- _PROVIDED DATA_:

▼

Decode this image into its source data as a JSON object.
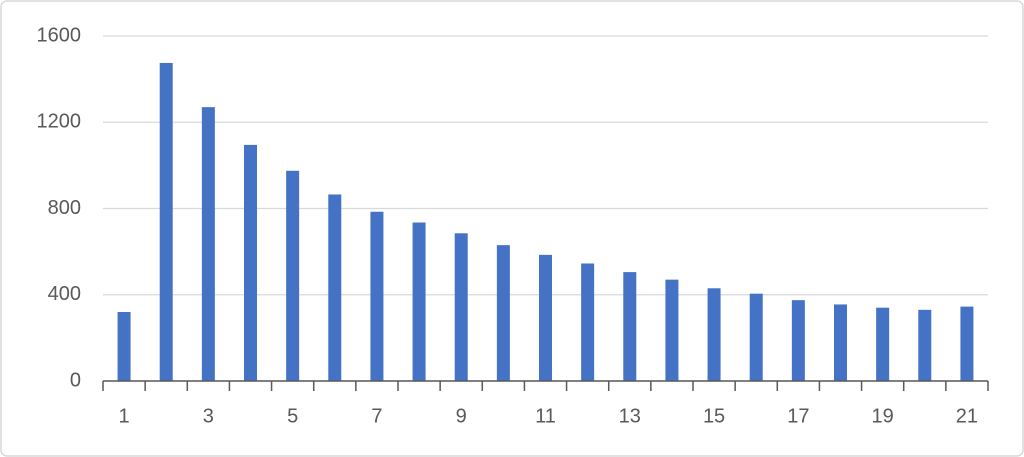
{
  "chart_data": {
    "type": "bar",
    "categories": [
      1,
      null,
      3,
      null,
      5,
      null,
      7,
      null,
      9,
      null,
      11,
      null,
      13,
      null,
      15,
      null,
      17,
      null,
      19,
      null,
      21
    ],
    "values": [
      320,
      1475,
      1270,
      1095,
      975,
      865,
      785,
      735,
      685,
      630,
      585,
      545,
      505,
      470,
      430,
      405,
      375,
      355,
      340,
      330,
      345
    ],
    "color": "#4472c4",
    "ylim": [
      0,
      1600
    ],
    "yticks": [
      0,
      400,
      800,
      1200,
      1600
    ],
    "grid": true
  }
}
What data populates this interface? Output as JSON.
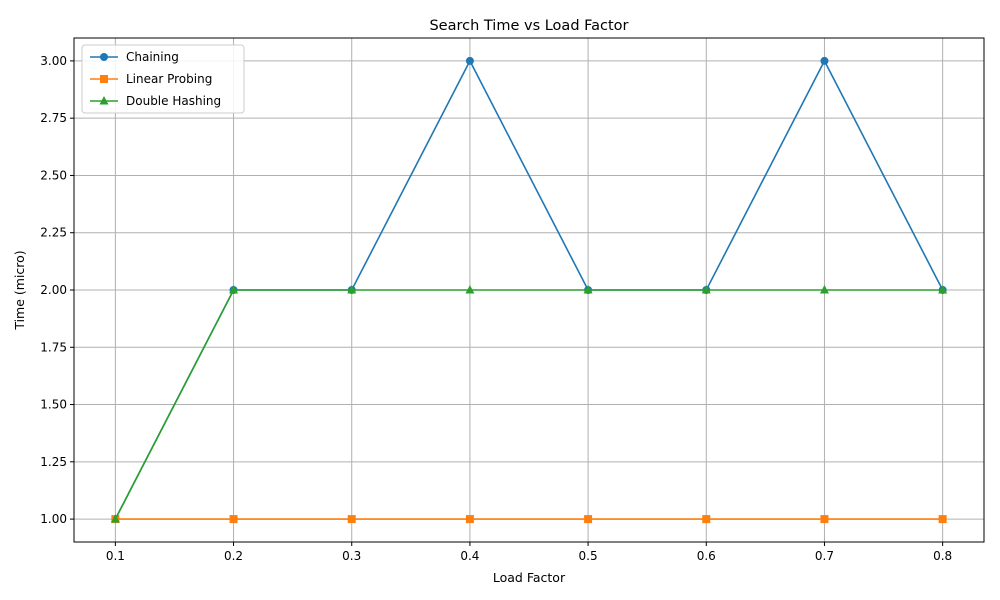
{
  "chart_data": {
    "type": "line",
    "title": "Search Time vs Load Factor",
    "xlabel": "Load Factor",
    "ylabel": "Time (micro)",
    "x": [
      0.1,
      0.2,
      0.3,
      0.4,
      0.5,
      0.6,
      0.7,
      0.8
    ],
    "x_ticks": [
      "0.1",
      "0.2",
      "0.3",
      "0.4",
      "0.5",
      "0.6",
      "0.7",
      "0.8"
    ],
    "y_ticks": [
      "1.00",
      "1.25",
      "1.50",
      "1.75",
      "2.00",
      "2.25",
      "2.50",
      "2.75",
      "3.00"
    ],
    "xlim": [
      0.065,
      0.835
    ],
    "ylim": [
      0.9,
      3.1
    ],
    "grid": true,
    "legend_position": "top-left",
    "series": [
      {
        "name": "Chaining",
        "color": "#1f77b4",
        "marker": "circle",
        "values": [
          1,
          2,
          2,
          3,
          2,
          2,
          3,
          2
        ]
      },
      {
        "name": "Linear Probing",
        "color": "#ff7f0e",
        "marker": "square",
        "values": [
          1,
          1,
          1,
          1,
          1,
          1,
          1,
          1
        ]
      },
      {
        "name": "Double Hashing",
        "color": "#2ca02c",
        "marker": "triangle",
        "values": [
          1,
          2,
          2,
          2,
          2,
          2,
          2,
          2
        ]
      }
    ]
  }
}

▲

- _SHORT EXERCISE_: Take every line from the records above that has the word "this" and copy it.

- _TASK OUTPUT_:
Decode this image into its source data as a JSON object.
What data populates this interface? Output as JSON.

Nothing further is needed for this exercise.